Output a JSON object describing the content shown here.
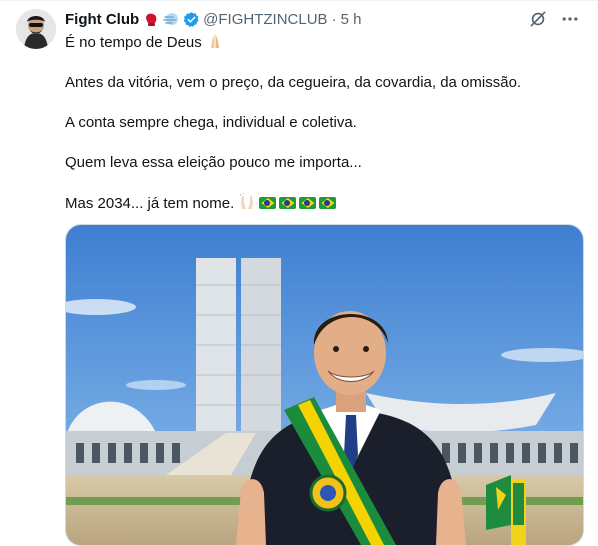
{
  "tweet": {
    "author_name": "Fight Club",
    "handle": "@FIGHTZINCLUB",
    "separator": "·",
    "time": "5 h",
    "badges": [
      "boxing-glove-icon",
      "wind-icon",
      "verified-badge-icon"
    ],
    "lines": [
      "É no tempo de Deus",
      "Antes da vitória, vem o preço, da cegueira, da covardia, da omissão.",
      "A conta sempre chega, individual e coletiva.",
      "Quem leva essa eleição pouco me importa...",
      "Mas 2034... já tem nome."
    ],
    "emojis": [
      "praying-hands",
      "raised-hands",
      "brazil-flag",
      "brazil-flag",
      "brazil-flag",
      "brazil-flag"
    ]
  },
  "colors": {
    "verified": "#1d9bf0",
    "secondary_text": "#536471",
    "sky": "#4a8fd8",
    "sash_green": "#1a8c3c",
    "sash_yellow": "#f5d300"
  },
  "actions": [
    "grok-icon",
    "more-icon"
  ]
}
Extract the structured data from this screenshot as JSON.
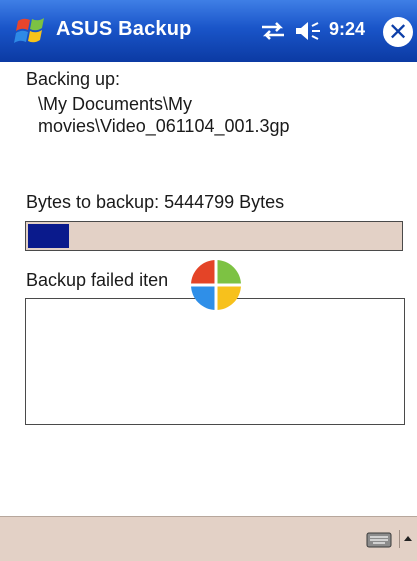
{
  "titlebar": {
    "app_title": "ASUS Backup",
    "clock": "9:24",
    "close_glyph": "✕",
    "icons": [
      "windows-start-icon",
      "sync-icon",
      "volume-icon",
      "close-icon"
    ]
  },
  "content": {
    "backing_label": "Backing up:",
    "file_path_line1": "\\My Documents\\My",
    "file_path_line2": "movies\\Video_061104_001.3gp",
    "bytes_label": "Bytes to backup: 5444799 Bytes",
    "progress_fraction": 0.11,
    "failed_label": "Backup failed iten",
    "failed_items": []
  },
  "bottombar": {
    "icons": [
      "keyboard-icon",
      "sip-arrow-icon"
    ]
  },
  "colors": {
    "titlebar": "#1a55c9",
    "progress_fill": "#0a1a8c",
    "bar_background": "#e3d1c6"
  }
}
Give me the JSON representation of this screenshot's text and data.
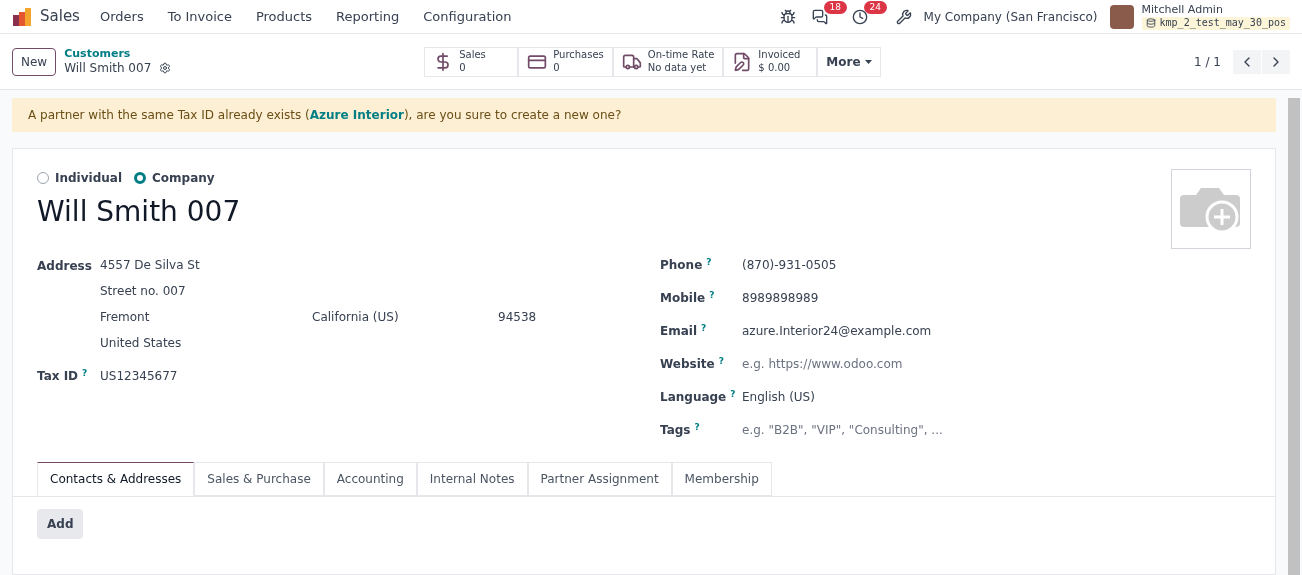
{
  "navbar": {
    "app": "Sales",
    "menu": [
      "Orders",
      "To Invoice",
      "Products",
      "Reporting",
      "Configuration"
    ],
    "messages_count": "18",
    "activities_count": "24",
    "company": "My Company (San Francisco)",
    "user": "Mitchell Admin",
    "database": "kmp_2_test_may_30_pos"
  },
  "control_panel": {
    "new_button": "New",
    "breadcrumb": "Customers",
    "record": "Will Smith 007",
    "pager": "1 / 1",
    "stat_buttons": [
      {
        "kind": "dollar",
        "label": "Sales",
        "value": "0"
      },
      {
        "kind": "card",
        "label": "Purchases",
        "value": "0"
      },
      {
        "kind": "truck",
        "label": "On-time Rate",
        "value": "No data yet"
      },
      {
        "kind": "invoice",
        "label": "Invoiced",
        "value": "$ 0.00"
      }
    ],
    "more_button": "More"
  },
  "warning": {
    "before": "A partner with the same Tax ID already exists (",
    "link": "Azure Interior",
    "after": "), are you sure to create a new one?"
  },
  "form": {
    "company_type": [
      {
        "label": "Individual",
        "selected": false
      },
      {
        "label": "Company",
        "selected": true
      }
    ],
    "name": "Will Smith 007",
    "address": {
      "label": "Address",
      "street": "4557 De Silva St",
      "street2": "Street no. 007",
      "city": "Fremont",
      "state": "California (US)",
      "zip": "94538",
      "country": "United States"
    },
    "tax_id": {
      "label": "Tax ID",
      "help": "?",
      "value": "US12345677"
    },
    "right_fields": [
      {
        "label": "Phone",
        "help": "?",
        "value": "(870)-931-0505"
      },
      {
        "label": "Mobile",
        "help": "?",
        "value": "8989898989"
      },
      {
        "label": "Email",
        "help": "?",
        "value": "azure.Interior24@example.com"
      },
      {
        "label": "Website",
        "help": "?",
        "placeholder": "e.g. https://www.odoo.com"
      },
      {
        "label": "Language",
        "help": "?",
        "value": "English (US)"
      },
      {
        "label": "Tags",
        "help": "?",
        "placeholder": "e.g. \"B2B\", \"VIP\", \"Consulting\", ..."
      }
    ],
    "tabs": [
      {
        "label": "Contacts & Addresses",
        "selected": true
      },
      {
        "label": "Sales & Purchase",
        "selected": false
      },
      {
        "label": "Accounting",
        "selected": false
      },
      {
        "label": "Internal Notes",
        "selected": false
      },
      {
        "label": "Partner Assignment",
        "selected": false
      },
      {
        "label": "Membership",
        "selected": false
      }
    ],
    "add_button": "Add"
  }
}
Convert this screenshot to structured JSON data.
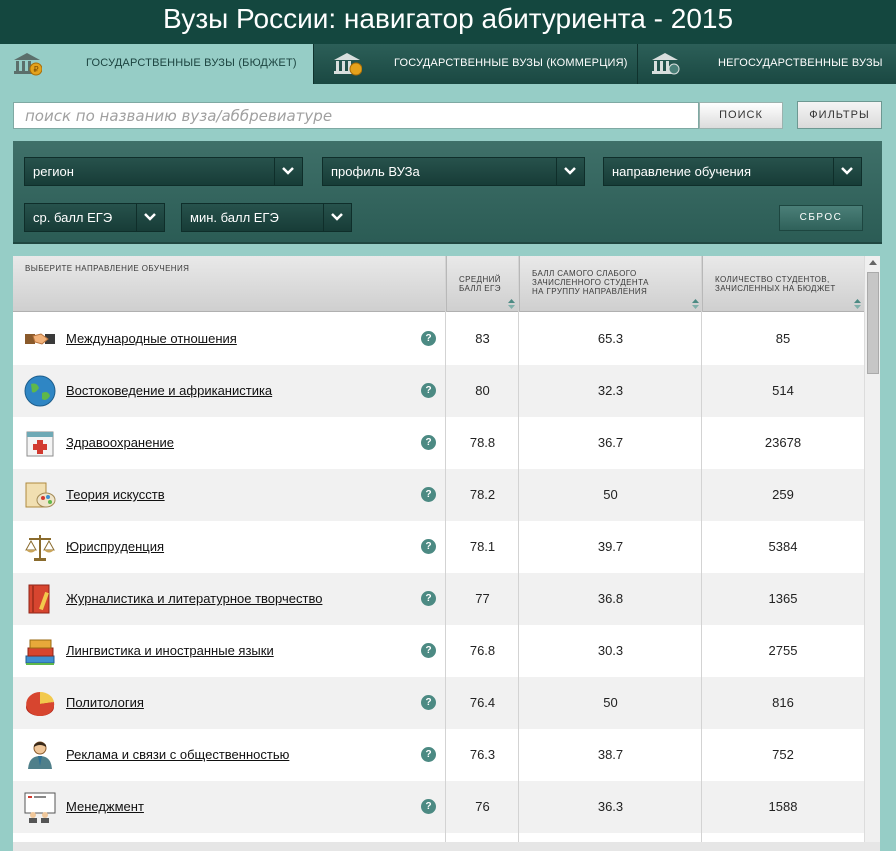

------

Transcribe the listing above verbatim. Omit the pictures.

Output a JSON object describing the content shown here.
{
  "tweet": {
    "author_name": "Fight Club",
    "handle": "@FIGHTZINCLUB",
    "separator": "·",
    "time": "5 h",
    "badges": [
      "boxing-glove-icon",
      "wind-icon",
      "verified-badge-icon"
    ],
    "lines": [
      "É no tempo de Deus",
      "Antes da vitória, vem o preço, da cegueira, da covardia, da omissão.",
      "A conta sempre chega, individual e coletiva.",
      "Quem leva essa eleição pouco me importa...",
      "Mas 2034... já tem nome."
    ],
    "emojis": [
      "praying-hands",
      "raised-hands",
      "brazil-flag",
      "brazil-flag",
      "brazil-flag",
      "brazil-flag"
    ]
  },
  "colors": {
    "verified": "#1d9bf0",
    "secondary_text": "#536471",
    "sky": "#4a8fd8",
    "sash_green": "#1a8c3c",
    "sash_yellow": "#f5d300"
  },
  "actions": [
    "grok-icon",
    "more-icon"
  ]
}
Extract the structured data from this screenshot as JSON.
{
  "titlebar": {
    "app_title": "ASUS Backup",
    "clock": "9:24",
    "close_glyph": "✕",
    "icons": [
      "windows-start-icon",
      "sync-icon",
      "volume-icon",
      "close-icon"
    ]
  },
  "content": {
    "backing_label": "Backing up:",
    "file_path_line1": "\\My Documents\\My",
    "file_path_line2": "movies\\Video_061104_001.3gp",
    "bytes_label": "Bytes to backup: 5444799 Bytes",
    "progress_fraction": 0.11,
    "failed_label": "Backup failed iten",
    "failed_items": []
  },
  "bottombar": {
    "icons": [
      "keyboard-icon",
      "sip-arrow-icon"
    ]
  },
  "colors": {
    "titlebar": "#1a55c9",
    "progress_fill": "#0a1a8c",
    "bar_background": "#e3d1c6"
  }
}
Give me the JSON representation of this screenshot's text and data.
{
  "navbar": {
    "app": "Sales",
    "menu": [
      "Orders",
      "To Invoice",
      "Products",
      "Reporting",
      "Configuration"
    ],
    "messages_count": "18",
    "activities_count": "24",
    "company": "My Company (San Francisco)",
    "user": "Mitchell Admin",
    "database": "kmp_2_test_may_30_pos"
  },
  "control_panel": {
    "new_button": "New",
    "breadcrumb": "Customers",
    "record": "Will Smith 007",
    "pager": "1 / 1",
    "stat_buttons": [
      {
        "kind": "dollar",
        "label": "Sales",
        "value": "0"
      },
      {
        "kind": "card",
        "label": "Purchases",
        "value": "0"
      },
      {
        "kind": "truck",
        "label": "On-time Rate",
        "value": "No data yet"
      },
      {
        "kind": "invoice",
        "label": "Invoiced",
        "value": "$ 0.00"
      }
    ],
    "more_button": "More"
  },
  "warning": {
    "before": "A partner with the same Tax ID already exists (",
    "link": "Azure Interior",
    "after": "), are you sure to create a new one?"
  },
  "form": {
    "company_type": [
      {
        "label": "Individual",
        "selected": false
      },
      {
        "label": "Company",
        "selected": true
      }
    ],
    "name": "Will Smith 007",
    "address": {
      "label": "Address",
      "street": "4557 De Silva St",
      "street2": "Street no. 007",
      "city": "Fremont",
      "state": "California (US)",
      "zip": "94538",
      "country": "United States"
    },
    "tax_id": {
      "label": "Tax ID",
      "help": "?",
      "value": "US12345677"
    },
    "right_fields": [
      {
        "label": "Phone",
        "help": "?",
        "value": "(870)-931-0505"
      },
      {
        "label": "Mobile",
        "help": "?",
        "value": "8989898989"
      },
      {
        "label": "Email",
        "help": "?",
        "value": "azure.Interior24@example.com"
      },
      {
        "label": "Website",
        "help": "?",
        "placeholder": "e.g. https://www.odoo.com"
      },
      {
        "label": "Language",
        "help": "?",
        "value": "English (US)"
      },
      {
        "label": "Tags",
        "help": "?",
        "placeholder": "e.g. \"B2B\", \"VIP\", \"Consulting\", ..."
      }
    ],
    "tabs": [
      {
        "label": "Contacts & Addresses",
        "selected": true
      },
      {
        "label": "Sales & Purchase",
        "selected": false
      },
      {
        "label": "Accounting",
        "selected": false
      },
      {
        "label": "Internal Notes",
        "selected": false
      },
      {
        "label": "Partner Assignment",
        "selected": false
      },
      {
        "label": "Membership",
        "selected": false
      }
    ],
    "add_button": "Add"
  }
}
Convert this screenshot to structured JSON data.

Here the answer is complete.